(Some records)
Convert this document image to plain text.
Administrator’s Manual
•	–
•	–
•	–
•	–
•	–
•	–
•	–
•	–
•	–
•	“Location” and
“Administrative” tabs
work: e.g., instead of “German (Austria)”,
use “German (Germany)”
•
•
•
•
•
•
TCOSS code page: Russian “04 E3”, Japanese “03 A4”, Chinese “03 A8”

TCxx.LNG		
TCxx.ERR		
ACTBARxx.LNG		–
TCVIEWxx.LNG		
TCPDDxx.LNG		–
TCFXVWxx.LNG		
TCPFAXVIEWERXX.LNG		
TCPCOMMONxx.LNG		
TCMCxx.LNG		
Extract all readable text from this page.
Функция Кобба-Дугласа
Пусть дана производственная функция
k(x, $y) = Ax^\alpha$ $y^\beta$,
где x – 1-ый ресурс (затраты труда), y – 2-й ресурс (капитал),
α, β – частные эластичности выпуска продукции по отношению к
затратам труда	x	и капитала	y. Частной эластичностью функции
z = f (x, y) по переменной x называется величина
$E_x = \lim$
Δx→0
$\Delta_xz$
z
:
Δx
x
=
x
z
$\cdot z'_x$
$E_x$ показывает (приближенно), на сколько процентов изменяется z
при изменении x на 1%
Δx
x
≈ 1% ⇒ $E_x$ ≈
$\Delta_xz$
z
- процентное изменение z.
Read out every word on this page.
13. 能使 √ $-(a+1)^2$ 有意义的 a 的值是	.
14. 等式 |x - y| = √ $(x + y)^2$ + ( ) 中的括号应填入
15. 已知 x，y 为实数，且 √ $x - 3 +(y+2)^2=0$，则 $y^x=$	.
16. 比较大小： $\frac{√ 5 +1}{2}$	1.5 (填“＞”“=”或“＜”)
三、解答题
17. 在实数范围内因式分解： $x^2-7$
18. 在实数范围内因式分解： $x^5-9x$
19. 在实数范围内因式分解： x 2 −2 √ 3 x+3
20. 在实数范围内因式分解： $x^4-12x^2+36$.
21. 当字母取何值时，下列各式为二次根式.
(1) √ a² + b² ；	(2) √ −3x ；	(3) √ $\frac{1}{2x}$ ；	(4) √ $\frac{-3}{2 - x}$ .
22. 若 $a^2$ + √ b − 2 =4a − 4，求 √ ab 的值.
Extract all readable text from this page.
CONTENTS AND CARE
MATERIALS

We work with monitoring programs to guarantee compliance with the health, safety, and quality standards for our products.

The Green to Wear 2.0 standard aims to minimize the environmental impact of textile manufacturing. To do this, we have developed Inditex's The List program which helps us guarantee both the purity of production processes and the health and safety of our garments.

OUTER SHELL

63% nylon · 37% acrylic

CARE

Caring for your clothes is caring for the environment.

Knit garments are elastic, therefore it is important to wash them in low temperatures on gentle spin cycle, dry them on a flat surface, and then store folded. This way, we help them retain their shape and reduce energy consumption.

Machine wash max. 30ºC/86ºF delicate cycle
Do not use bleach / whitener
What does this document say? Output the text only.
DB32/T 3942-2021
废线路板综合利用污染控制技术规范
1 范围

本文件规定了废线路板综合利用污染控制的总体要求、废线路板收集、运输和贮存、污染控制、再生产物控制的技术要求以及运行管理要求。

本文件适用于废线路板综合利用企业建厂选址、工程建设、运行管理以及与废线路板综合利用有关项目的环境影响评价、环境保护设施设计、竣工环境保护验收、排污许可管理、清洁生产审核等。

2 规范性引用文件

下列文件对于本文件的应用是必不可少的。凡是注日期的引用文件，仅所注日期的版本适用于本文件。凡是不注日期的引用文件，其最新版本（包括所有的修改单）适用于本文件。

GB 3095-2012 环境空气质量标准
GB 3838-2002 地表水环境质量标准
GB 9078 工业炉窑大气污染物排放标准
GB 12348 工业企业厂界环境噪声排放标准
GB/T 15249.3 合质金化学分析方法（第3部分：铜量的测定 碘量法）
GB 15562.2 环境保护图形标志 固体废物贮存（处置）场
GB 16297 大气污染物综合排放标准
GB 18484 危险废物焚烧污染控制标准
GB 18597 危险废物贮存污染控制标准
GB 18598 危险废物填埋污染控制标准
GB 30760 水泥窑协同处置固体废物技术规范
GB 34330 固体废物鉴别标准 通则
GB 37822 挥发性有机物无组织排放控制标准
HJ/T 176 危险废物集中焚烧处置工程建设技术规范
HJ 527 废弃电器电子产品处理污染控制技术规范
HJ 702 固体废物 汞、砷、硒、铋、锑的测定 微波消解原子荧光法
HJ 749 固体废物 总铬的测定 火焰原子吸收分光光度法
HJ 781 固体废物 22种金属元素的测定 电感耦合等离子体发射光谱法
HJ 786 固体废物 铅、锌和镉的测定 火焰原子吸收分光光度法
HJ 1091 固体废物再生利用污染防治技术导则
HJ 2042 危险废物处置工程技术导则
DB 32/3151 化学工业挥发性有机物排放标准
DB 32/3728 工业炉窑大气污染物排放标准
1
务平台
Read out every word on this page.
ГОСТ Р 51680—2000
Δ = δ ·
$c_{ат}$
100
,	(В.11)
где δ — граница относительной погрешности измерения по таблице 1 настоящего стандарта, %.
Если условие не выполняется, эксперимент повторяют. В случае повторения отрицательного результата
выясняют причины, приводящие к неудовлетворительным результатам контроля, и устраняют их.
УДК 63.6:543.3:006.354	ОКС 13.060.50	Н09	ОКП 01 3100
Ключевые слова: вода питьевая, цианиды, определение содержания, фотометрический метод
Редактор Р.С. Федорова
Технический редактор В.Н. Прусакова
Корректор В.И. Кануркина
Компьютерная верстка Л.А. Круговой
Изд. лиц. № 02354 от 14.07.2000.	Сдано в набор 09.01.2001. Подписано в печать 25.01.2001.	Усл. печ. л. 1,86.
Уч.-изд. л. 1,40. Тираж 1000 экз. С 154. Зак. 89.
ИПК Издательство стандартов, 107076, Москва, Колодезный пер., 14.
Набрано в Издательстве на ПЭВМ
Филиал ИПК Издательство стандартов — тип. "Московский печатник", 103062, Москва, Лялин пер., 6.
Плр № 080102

▸ **TASK REQUIREMENTS**: Go through the lines above. Select every one that has the string "cycle".

▸ **SOLUTION TO THIS EXERCISE**:
Knit garments are elastic, therefore it is important to wash them in low temperatures on gentle spin cycle, dry them on a flat surface, and then store folded. This way, we help them retain their shape and reduce energy consumption.
Machine wash max. 30ºC/86ºF delicate cycle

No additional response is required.